Source -
───

Student market: The Institute experienced modest enrollment decline in fall 2010 with total FTE (Full time equivalent) at 2,812 as compared to 2,897 in fall 2009. The decline is driven by a shortfall in the fall 2010 incoming class, with approximately 90 students fewer than the prior year. Management attributes the drop in enrollments to a combination of course offerings not meeting student demand and inadequate financial aid. To counter this, the Institute reports introducing new undergraduate programs (fall 2011) in technology and engineering and graduate programs (fall 2012) in Facilities Management and Civil Engineering. Additionally, Wentworth reports to have increased discounting to 26.8% in fall 2011 from 24.8% in fall 2010. Preliminary application data, as on April 29, 2011 suggests fall 2011 freshman applications to be highest till date with total deposits at 725 versus 572 last year. Net tuition per student continued to increase at a healthy pace with compounded annual growth of 3.76% for the last four years. The management is considering moving to a high tuition with high discounting format in the next couple of years. Management believes that the perceived value of a high sticker price along with quality programs will attract more students.

Operating Performance: Management projects FY2011 operations to be favorable, but modestly thinner than the prior year due to expenses associated with new faculty (for new courses) and a drop in FTE enrollment. Despite a shortfall of 136 freshmen students in the incoming class, projected net tuition revenue for FY 2011 is at $61.9 million versus $61.8 million for FY 2010. The Institute is planning to join 20 other institutes in Massachusetts to bring down its health care costs by leveraging economies of scale. The enrollment fee for this consortium is $50,000 which will be refunded in three years.

Endowment: The fiscal 2011 year to date estimated endowment return ending February 28, 2011 is a favorable 17% compared to the fiscal 2010 return of 4.3%. The fiscal 2010 return was low due to a $3.5 million unrealized loss on an investment in Commonfund Real Estate. As of February 28, 2011, the endowment was allocated as follows: 53% traditional equities, 14.5% fixed income, 22.3% hedge funds and private equity, 10.1% in inflation hedging, and 0.1% in liquid capital. According to Moody's calculations, at the end of fiscal 2010 Wentworth held $75.1 million of unrestricted cash and investments that could be liquidated within one month which covered all demand debt by a thin 0.83 times and a strong 384 days of operating expenses.

Outlook

The negative outlook reflects pressure on student enrollment and net tuition revenue, aggressive debt structure that includes termination events and covenants which, if breached, could result acceleration of debt, and high financial leverage.

WHAT COULD MAKE THE RATING GO UP

Strengthened student market position as demonstrated by stable enrollment and growth of net tuition revenue, continued healthy operating performance, improved balance sheet and liquidity to better support debt and variable rate demand debt.

WHAT COULD MAKE THE RATING GO DOWN

Sustained deterioration of student market position, narrowing liquidity relative to demand debt, additional borrowing without commensurate growth of financial resources, breach of covenants under letter of credit agreements,

KEY INDICATORS (FY 2010 financial data and fall 2010 enrollment data)

───

Extracted information -
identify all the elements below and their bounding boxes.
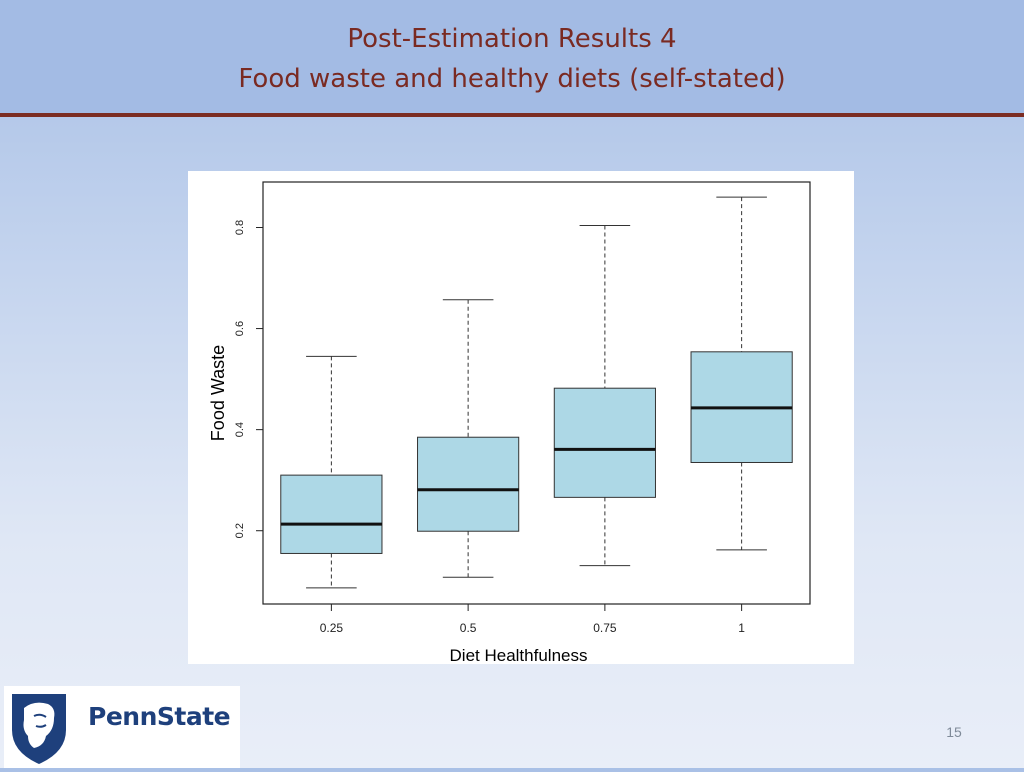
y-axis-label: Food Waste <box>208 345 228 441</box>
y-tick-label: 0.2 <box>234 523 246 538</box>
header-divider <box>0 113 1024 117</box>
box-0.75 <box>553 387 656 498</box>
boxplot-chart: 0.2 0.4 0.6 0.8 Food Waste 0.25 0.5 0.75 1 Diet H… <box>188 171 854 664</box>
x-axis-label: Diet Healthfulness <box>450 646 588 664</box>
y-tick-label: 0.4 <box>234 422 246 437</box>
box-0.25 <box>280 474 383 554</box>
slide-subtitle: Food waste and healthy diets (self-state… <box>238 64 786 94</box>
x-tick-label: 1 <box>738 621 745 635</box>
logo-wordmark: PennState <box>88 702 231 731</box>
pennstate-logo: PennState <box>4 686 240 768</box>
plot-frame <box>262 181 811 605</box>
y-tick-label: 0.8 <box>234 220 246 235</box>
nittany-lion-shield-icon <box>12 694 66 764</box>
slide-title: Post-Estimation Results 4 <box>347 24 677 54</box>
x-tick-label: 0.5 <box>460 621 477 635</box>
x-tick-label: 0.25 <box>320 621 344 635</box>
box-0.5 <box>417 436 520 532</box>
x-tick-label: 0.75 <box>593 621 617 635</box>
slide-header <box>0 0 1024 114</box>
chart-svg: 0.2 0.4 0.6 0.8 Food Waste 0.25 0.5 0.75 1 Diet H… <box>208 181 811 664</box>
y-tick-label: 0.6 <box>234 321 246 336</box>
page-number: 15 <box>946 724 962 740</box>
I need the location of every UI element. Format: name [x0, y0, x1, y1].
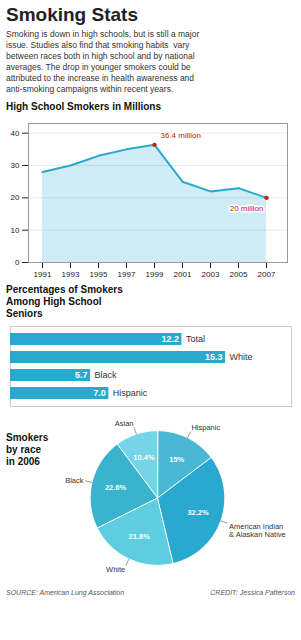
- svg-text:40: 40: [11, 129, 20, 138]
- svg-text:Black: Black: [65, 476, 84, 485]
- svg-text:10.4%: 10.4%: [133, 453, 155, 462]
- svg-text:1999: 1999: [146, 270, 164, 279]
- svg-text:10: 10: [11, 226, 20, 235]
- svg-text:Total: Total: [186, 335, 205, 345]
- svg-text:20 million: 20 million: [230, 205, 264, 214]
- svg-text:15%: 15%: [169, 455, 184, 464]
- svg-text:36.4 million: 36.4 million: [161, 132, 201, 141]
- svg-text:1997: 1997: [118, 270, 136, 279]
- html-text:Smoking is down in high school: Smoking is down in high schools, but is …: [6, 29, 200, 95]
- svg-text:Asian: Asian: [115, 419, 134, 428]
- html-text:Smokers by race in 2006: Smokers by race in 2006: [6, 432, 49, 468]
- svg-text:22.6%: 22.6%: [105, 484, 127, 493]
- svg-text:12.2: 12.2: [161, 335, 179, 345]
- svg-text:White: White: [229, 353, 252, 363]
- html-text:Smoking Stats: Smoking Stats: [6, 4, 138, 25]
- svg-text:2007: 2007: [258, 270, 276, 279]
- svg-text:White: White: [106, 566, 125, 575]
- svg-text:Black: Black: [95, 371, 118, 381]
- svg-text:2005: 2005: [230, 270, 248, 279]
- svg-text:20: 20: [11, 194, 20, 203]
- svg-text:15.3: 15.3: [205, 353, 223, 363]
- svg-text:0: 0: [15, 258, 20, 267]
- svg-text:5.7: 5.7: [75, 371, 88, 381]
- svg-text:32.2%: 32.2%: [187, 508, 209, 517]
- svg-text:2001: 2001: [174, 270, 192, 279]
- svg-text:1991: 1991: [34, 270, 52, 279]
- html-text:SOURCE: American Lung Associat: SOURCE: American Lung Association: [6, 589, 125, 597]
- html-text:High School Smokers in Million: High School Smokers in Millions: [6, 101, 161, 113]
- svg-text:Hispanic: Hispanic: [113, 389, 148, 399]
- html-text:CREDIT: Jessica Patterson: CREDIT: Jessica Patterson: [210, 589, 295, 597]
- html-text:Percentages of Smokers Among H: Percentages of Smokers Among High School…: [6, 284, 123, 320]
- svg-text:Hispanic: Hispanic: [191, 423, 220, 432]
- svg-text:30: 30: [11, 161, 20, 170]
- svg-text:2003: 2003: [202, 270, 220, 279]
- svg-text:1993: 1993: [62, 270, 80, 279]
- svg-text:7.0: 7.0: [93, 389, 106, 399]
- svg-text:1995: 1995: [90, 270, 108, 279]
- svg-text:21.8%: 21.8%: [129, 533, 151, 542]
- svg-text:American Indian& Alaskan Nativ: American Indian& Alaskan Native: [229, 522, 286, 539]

───

Requests -
1 > List every asset category in the endowment allocation as of February 28, 2011, in the Wentworth rating report, with its percentage.
2 > Write the next part of the Wentworth rating report, picking up after its last line.

Answers provided -
1 >
- Traditional equities: 53%
- Fixed income: 14.5%
- Hedge funds and private equity: 22.3%
- Inflation hedging: 10.1%
- Liquid capital: 0.1%

2 >
Total Full-Time Equivalent Students (FTE): 2,812 students

Selectivity: 58.4%

Matriculation: 25.8%

Total Financial Resources: $70.7 million

Total Direct Debt: $90.1million

Monthly Liquidity: $75.1 million

Expendable Financial Resources to Direct Debt: 0.66 times

Expendable Financial Resources to Operations: 0.71 times

Average Operating Margin: 4.9%

Average Debt Service Coverage: 3.5 times

Monthly Days Cash on Hand: 384 days

Monthly Liquidity to Demand Debt: 83.3%

Tuition and Auxiliary Revenue (% of Operating Revenue): 92.4%

RATED DEBT

Series 2008: Baa1 underlying; Aa3/VMIG 1 based on letter of credit provided by RBS Citizens, N.A. (expires 12/10/2013)

Series 2007A and 2007B: Aa1/VMIG 1 based on letter of credit provided by JPMorgan Chase Bank, N.A. (expires 11/30/2013)

CONTACTS

Wentworth Institute of Technology: Robert Totino, Vice President for Finance, 617-989-4325

PRINCIPAL METHODOLOGY USED

The principal methodology used in this rating was Moody's Rating Approach for Private Colleges and Universities published in September 2002.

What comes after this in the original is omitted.